• DIRECTIVE: For the records below, say how many lines contain the string "temperature". Give the number only.

• RECORD EXTRACTS:
━━━━━━━━━━━━━━━━━━━━━━━━━━━━━━

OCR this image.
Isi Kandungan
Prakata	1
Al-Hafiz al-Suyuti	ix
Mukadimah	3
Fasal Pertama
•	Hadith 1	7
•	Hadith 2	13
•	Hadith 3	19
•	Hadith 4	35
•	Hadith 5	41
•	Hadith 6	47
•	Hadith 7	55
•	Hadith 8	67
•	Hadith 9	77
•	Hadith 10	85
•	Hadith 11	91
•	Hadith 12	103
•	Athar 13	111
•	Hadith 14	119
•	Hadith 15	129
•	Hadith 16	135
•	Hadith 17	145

━━━━━━━━━━━━━━━━━━━━━━━━━━━━━━

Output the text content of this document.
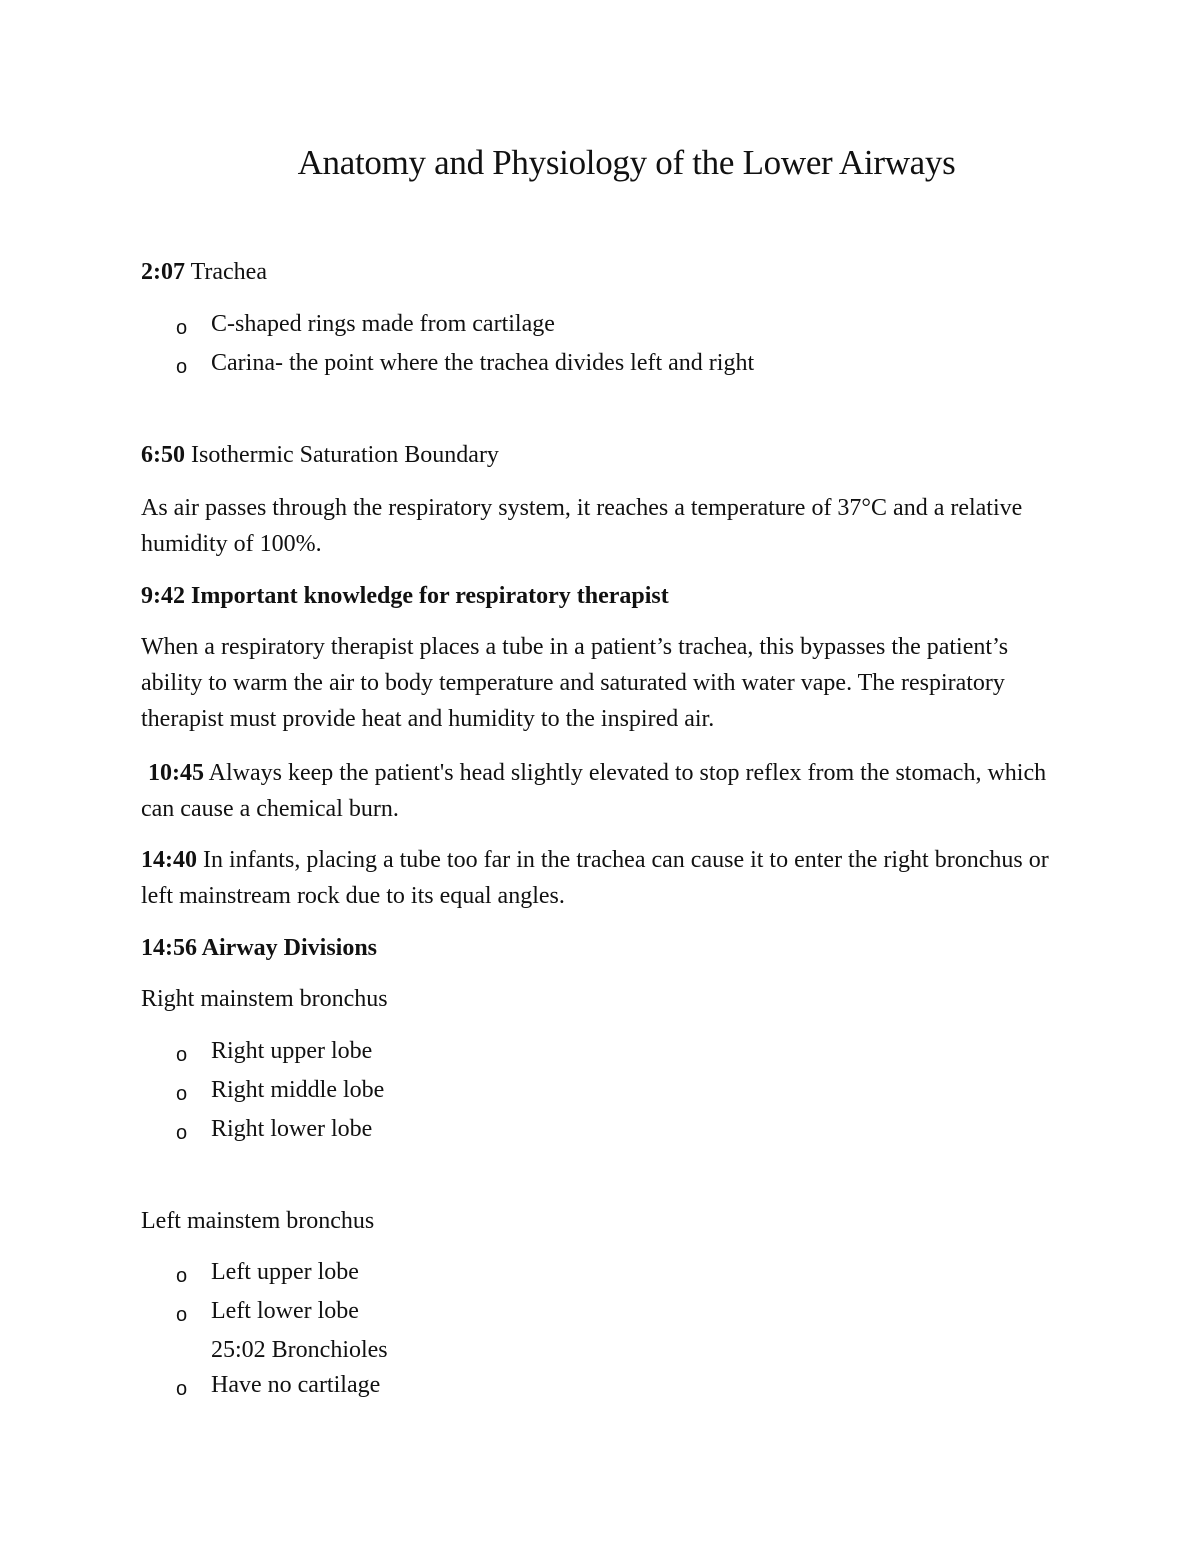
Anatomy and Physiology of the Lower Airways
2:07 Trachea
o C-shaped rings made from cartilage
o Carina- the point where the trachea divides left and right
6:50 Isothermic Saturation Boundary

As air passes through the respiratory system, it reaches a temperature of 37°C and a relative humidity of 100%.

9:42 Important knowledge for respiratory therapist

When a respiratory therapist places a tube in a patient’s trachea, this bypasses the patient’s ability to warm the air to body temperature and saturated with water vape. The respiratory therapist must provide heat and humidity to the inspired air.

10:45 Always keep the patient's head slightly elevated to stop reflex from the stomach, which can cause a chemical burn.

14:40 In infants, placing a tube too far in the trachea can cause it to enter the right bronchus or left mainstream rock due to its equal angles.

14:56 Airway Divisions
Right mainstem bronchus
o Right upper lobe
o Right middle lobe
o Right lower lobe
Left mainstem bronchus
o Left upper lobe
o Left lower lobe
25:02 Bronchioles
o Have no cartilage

━━━━━━━━━━━━━━━━━━━━━━━━━━━━━━

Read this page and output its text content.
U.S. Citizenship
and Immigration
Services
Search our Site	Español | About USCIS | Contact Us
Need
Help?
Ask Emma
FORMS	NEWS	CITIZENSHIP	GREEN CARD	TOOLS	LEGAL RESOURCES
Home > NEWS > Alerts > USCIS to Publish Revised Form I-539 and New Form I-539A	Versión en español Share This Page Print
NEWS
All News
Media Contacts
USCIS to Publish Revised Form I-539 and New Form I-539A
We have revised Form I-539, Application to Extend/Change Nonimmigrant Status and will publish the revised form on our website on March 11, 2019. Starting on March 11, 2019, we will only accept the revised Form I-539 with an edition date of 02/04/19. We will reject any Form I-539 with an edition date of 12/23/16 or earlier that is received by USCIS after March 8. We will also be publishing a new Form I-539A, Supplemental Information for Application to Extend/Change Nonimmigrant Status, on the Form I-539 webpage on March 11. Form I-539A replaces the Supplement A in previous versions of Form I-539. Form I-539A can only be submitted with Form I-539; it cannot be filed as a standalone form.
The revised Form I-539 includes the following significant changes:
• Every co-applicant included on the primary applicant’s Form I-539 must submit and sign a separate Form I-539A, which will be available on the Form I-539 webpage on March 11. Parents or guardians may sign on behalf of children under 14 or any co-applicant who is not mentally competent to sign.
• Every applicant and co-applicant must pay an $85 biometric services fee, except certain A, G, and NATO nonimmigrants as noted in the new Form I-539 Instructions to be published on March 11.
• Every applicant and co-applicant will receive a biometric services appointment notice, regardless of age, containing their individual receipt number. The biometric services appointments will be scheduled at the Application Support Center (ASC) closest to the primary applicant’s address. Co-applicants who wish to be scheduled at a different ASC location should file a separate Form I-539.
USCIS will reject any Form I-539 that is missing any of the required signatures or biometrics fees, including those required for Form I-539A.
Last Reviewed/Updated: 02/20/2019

━━━━━━━━━━━━━━━━━━━━━━━━━━━━━━

• OUTPUT: 2